→ Stated problem
Omit all pictures and give the records below again exactly as written.

→ Record list
- - - - -

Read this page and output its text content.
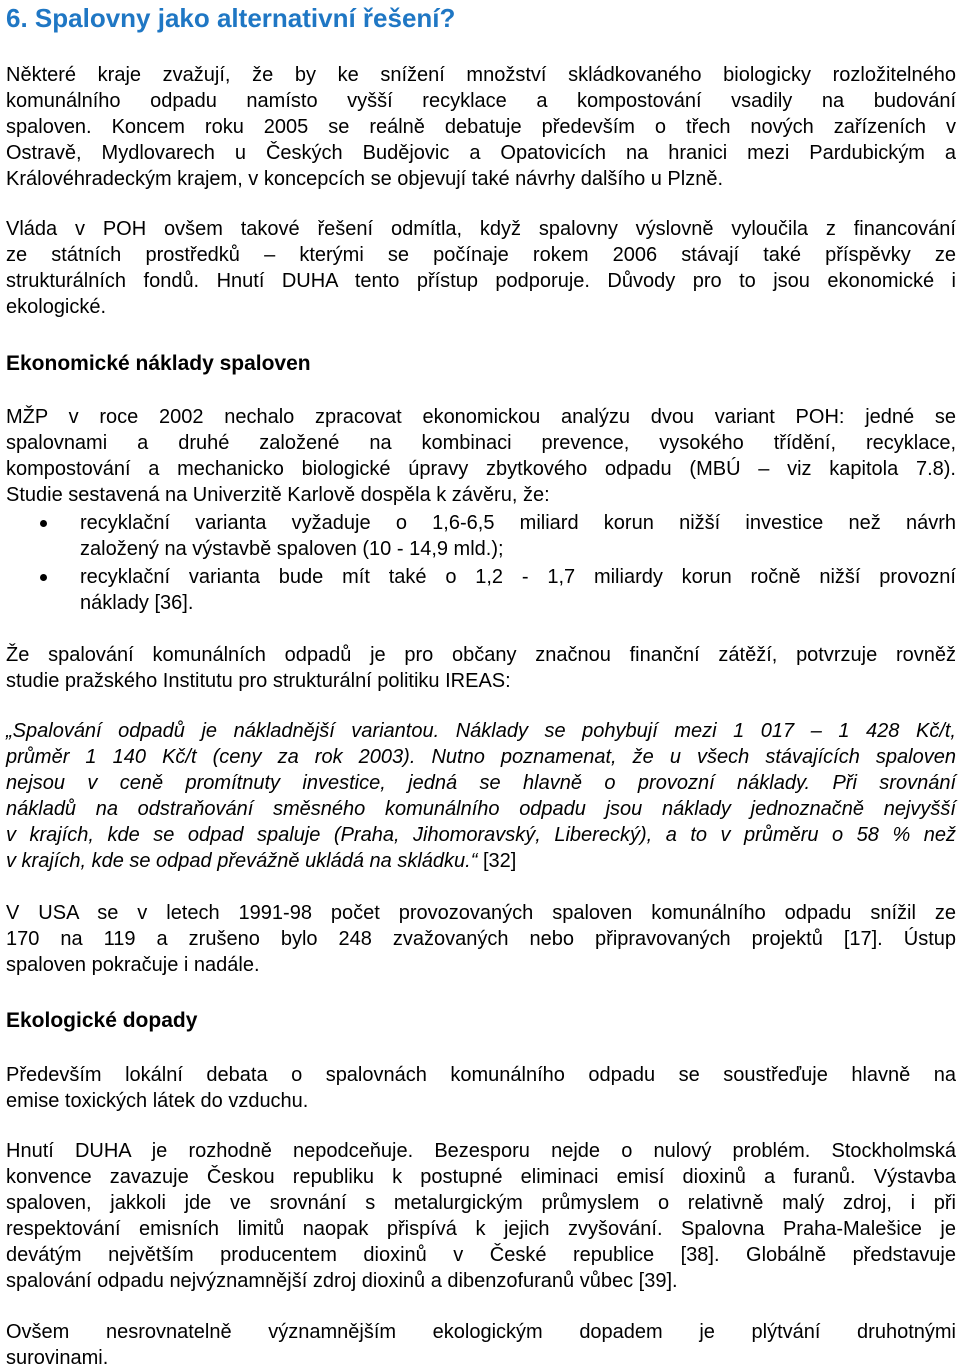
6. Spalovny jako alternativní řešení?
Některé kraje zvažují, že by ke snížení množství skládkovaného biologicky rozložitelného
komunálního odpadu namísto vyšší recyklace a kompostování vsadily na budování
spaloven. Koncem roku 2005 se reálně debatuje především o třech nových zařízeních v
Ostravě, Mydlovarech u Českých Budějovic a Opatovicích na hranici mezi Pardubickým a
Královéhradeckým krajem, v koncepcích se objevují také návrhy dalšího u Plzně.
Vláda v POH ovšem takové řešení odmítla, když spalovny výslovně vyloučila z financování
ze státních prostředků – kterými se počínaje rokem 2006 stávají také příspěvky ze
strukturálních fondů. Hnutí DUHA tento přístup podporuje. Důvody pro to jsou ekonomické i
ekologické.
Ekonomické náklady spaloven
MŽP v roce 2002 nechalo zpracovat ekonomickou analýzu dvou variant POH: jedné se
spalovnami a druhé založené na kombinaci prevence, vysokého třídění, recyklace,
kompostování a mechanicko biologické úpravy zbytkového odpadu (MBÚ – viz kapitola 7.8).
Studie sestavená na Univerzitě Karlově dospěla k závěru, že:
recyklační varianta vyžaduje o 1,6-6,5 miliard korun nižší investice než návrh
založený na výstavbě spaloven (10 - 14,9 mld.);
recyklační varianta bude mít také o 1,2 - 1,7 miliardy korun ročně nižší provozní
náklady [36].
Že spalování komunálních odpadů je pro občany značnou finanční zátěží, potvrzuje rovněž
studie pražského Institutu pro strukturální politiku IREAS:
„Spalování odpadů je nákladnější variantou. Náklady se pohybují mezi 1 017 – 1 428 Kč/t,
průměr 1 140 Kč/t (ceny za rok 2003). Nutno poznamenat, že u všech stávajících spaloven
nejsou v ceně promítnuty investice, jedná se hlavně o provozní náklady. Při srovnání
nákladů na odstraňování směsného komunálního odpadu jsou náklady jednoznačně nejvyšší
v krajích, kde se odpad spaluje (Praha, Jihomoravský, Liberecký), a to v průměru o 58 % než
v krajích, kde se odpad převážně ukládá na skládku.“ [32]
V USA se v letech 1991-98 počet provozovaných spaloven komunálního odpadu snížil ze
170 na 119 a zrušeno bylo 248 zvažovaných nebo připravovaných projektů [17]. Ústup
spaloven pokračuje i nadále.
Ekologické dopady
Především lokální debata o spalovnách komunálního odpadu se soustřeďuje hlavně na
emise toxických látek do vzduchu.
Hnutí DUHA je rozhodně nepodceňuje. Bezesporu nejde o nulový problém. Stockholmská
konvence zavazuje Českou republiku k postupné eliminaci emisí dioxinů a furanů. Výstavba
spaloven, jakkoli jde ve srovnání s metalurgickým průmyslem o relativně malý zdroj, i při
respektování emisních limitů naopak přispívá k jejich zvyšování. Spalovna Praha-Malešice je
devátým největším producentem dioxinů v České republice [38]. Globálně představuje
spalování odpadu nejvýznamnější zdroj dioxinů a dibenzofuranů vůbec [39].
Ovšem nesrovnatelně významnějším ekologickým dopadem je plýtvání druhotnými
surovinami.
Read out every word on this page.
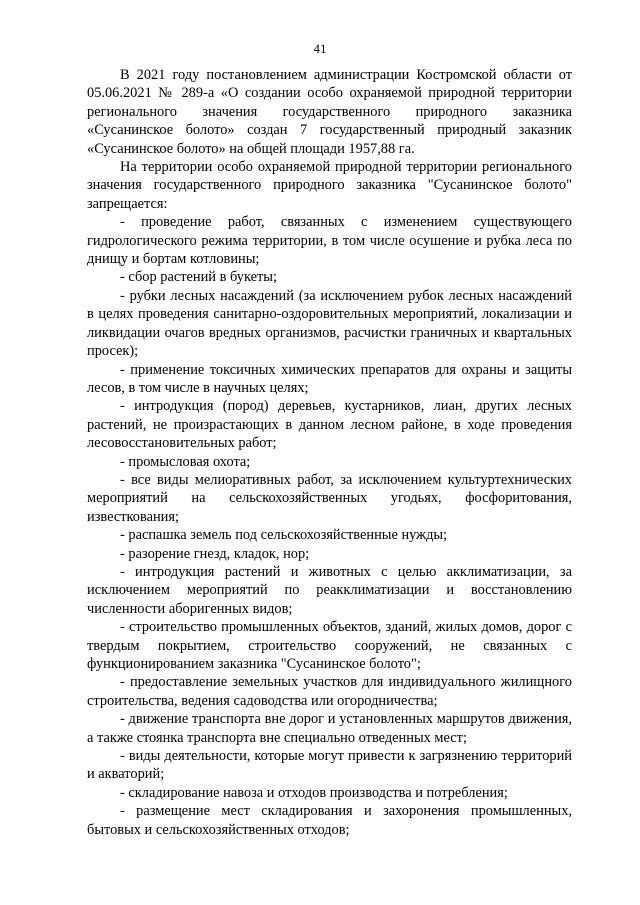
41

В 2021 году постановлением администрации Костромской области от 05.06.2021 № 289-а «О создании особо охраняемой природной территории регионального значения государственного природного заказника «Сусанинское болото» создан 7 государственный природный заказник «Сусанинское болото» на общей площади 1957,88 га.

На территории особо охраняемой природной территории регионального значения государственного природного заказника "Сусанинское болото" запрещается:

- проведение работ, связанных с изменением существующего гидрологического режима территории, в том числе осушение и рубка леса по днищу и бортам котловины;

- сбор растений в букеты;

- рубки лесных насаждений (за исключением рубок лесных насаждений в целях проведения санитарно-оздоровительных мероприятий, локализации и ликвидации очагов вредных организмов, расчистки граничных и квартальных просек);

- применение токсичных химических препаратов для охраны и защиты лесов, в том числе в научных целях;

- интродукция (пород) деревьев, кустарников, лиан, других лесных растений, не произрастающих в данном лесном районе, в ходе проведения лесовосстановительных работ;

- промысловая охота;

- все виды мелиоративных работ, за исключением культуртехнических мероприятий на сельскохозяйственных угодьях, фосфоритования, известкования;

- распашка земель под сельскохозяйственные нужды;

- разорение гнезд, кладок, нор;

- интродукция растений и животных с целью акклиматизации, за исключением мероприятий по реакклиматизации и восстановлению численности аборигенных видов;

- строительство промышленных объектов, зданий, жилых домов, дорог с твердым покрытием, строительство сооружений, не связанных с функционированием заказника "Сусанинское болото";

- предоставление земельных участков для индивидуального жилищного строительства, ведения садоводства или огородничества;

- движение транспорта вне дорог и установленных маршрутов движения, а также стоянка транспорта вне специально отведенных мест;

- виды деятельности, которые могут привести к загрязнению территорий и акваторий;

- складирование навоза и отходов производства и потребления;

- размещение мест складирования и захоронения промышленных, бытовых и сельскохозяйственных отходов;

- - - - -

→ Response to the exercise
Read this page and output its text content.
6. Spalovny jako alternativní řešení?
Některé kraje zvažují, že by ke snížení množství skládkovaného biologicky rozložitelného
komunálního odpadu namísto vyšší recyklace a kompostování vsadily na budování
spaloven. Koncem roku 2005 se reálně debatuje především o třech nových zařízeních v
Ostravě, Mydlovarech u Českých Budějovic a Opatovicích na hranici mezi Pardubickým a
Královéhradeckým krajem, v koncepcích se objevují také návrhy dalšího u Plzně.
Vláda v POH ovšem takové řešení odmítla, když spalovny výslovně vyloučila z financování
ze státních prostředků – kterými se počínaje rokem 2006 stávají také příspěvky ze
strukturálních fondů. Hnutí DUHA tento přístup podporuje. Důvody pro to jsou ekonomické i
ekologické.
Ekonomické náklady spaloven
MŽP v roce 2002 nechalo zpracovat ekonomickou analýzu dvou variant POH: jedné se
spalovnami a druhé založené na kombinaci prevence, vysokého třídění, recyklace,
kompostování a mechanicko biologické úpravy zbytkového odpadu (MBÚ – viz kapitola 7.8).
Studie sestavená na Univerzitě Karlově dospěla k závěru, že:
recyklační varianta vyžaduje o 1,6-6,5 miliard korun nižší investice než návrh
založený na výstavbě spaloven (10 - 14,9 mld.);
recyklační varianta bude mít také o 1,2 - 1,7 miliardy korun ročně nižší provozní
náklady [36].
Že spalování komunálních odpadů je pro občany značnou finanční zátěží, potvrzuje rovněž
studie pražského Institutu pro strukturální politiku IREAS:
„Spalování odpadů je nákladnější variantou. Náklady se pohybují mezi 1 017 – 1 428 Kč/t,
průměr 1 140 Kč/t (ceny za rok 2003). Nutno poznamenat, že u všech stávajících spaloven
nejsou v ceně promítnuty investice, jedná se hlavně o provozní náklady. Při srovnání
nákladů na odstraňování směsného komunálního odpadu jsou náklady jednoznačně nejvyšší
v krajích, kde se odpad spaluje (Praha, Jihomoravský, Liberecký), a to v průměru o 58 % než
v krajích, kde se odpad převážně ukládá na skládku.“ [32]
V USA se v letech 1991-98 počet provozovaných spaloven komunálního odpadu snížil ze
170 na 119 a zrušeno bylo 248 zvažovaných nebo připravovaných projektů [17]. Ústup
spaloven pokračuje i nadále.
Ekologické dopady
Především lokální debata o spalovnách komunálního odpadu se soustřeďuje hlavně na
emise toxických látek do vzduchu.
Hnutí DUHA je rozhodně nepodceňuje. Bezesporu nejde o nulový problém. Stockholmská
konvence zavazuje Českou republiku k postupné eliminaci emisí dioxinů a furanů. Výstavba
spaloven, jakkoli jde ve srovnání s metalurgickým průmyslem o relativně malý zdroj, i při
respektování emisních limitů naopak přispívá k jejich zvyšování. Spalovna Praha-Malešice je
devátým největším producentem dioxinů v České republice [38]. Globálně představuje
spalování odpadu nejvýznamnější zdroj dioxinů a dibenzofuranů vůbec [39].
Ovšem nesrovnatelně významnějším ekologickým dopadem je plýtvání druhotnými
surovinami.
Read out every word on this page.
41

В 2021 году постановлением администрации Костромской области от 05.06.2021 № 289-а «О создании особо охраняемой природной территории регионального значения государственного природного заказника «Сусанинское болото» создан 7 государственный природный заказник «Сусанинское болото» на общей площади 1957,88 га.

На территории особо охраняемой природной территории регионального значения государственного природного заказника "Сусанинское болото" запрещается:

- проведение работ, связанных с изменением существующего гидрологического режима территории, в том числе осушение и рубка леса по днищу и бортам котловины;

- сбор растений в букеты;

- рубки лесных насаждений (за исключением рубок лесных насаждений в целях проведения санитарно-оздоровительных мероприятий, локализации и ликвидации очагов вредных организмов, расчистки граничных и квартальных просек);

- применение токсичных химических препаратов для охраны и защиты лесов, в том числе в научных целях;

- интродукция (пород) деревьев, кустарников, лиан, других лесных растений, не произрастающих в данном лесном районе, в ходе проведения лесовосстановительных работ;

- промысловая охота;

- все виды мелиоративных работ, за исключением культуртехнических мероприятий на сельскохозяйственных угодьях, фосфоритования, известкования;

- распашка земель под сельскохозяйственные нужды;

- разорение гнезд, кладок, нор;

- интродукция растений и животных с целью акклиматизации, за исключением мероприятий по реакклиматизации и восстановлению численности аборигенных видов;

- строительство промышленных объектов, зданий, жилых домов, дорог с твердым покрытием, строительство сооружений, не связанных с функционированием заказника "Сусанинское болото";

- предоставление земельных участков для индивидуального жилищного строительства, ведения садоводства или огородничества;

- движение транспорта вне дорог и установленных маршрутов движения, а также стоянка транспорта вне специально отведенных мест;

- виды деятельности, которые могут привести к загрязнению территорий и акваторий;

- складирование навоза и отходов производства и потребления;

- размещение мест складирования и захоронения промышленных, бытовых и сельскохозяйственных отходов;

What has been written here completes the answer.